--- Begin ---
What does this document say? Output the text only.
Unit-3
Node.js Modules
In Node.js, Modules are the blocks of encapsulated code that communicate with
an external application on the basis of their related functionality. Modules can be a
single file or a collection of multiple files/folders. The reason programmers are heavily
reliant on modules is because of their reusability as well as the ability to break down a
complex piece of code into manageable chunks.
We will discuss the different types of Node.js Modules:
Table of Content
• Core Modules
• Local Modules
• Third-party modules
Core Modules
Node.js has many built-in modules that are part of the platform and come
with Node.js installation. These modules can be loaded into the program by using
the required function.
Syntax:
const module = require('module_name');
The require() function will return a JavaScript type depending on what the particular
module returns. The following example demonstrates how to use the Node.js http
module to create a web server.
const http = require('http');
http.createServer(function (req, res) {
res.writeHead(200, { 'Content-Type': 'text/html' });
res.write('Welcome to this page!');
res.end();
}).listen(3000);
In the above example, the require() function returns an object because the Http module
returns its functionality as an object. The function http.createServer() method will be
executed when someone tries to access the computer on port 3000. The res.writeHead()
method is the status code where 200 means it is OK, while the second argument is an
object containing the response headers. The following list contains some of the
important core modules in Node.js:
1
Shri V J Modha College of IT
--- End ---
WHAT THE EXERCISE ASKS: Each record must be repeated exactly as it is.

EXERCISE RESPONSE:
What does this document say? Output the text only.
Unit-3
Node.js Modules
In Node.js, Modules are the blocks of encapsulated code that communicate with
an external application on the basis of their related functionality. Modules can be a
single file or a collection of multiple files/folders. The reason programmers are heavily
reliant on modules is because of their reusability as well as the ability to break down a
complex piece of code into manageable chunks.
We will discuss the different types of Node.js Modules:
Table of Content
• Core Modules
• Local Modules
• Third-party modules
Core Modules
Node.js has many built-in modules that are part of the platform and come
with Node.js installation. These modules can be loaded into the program by using
the required function.
Syntax:
const module = require('module_name');
The require() function will return a JavaScript type depending on what the particular
module returns. The following example demonstrates how to use the Node.js http
module to create a web server.
const http = require('http');
http.createServer(function (req, res) {
res.writeHead(200, { 'Content-Type': 'text/html' });
res.write('Welcome to this page!');
res.end();
}).listen(3000);
In the above example, the require() function returns an object because the Http module
returns its functionality as an object. The function http.createServer() method will be
executed when someone tries to access the computer on port 3000. The res.writeHead()
method is the status code where 200 means it is OK, while the second argument is an
object containing the response headers. The following list contains some of the
important core modules in Node.js:
1
Shri V J Modha College of IT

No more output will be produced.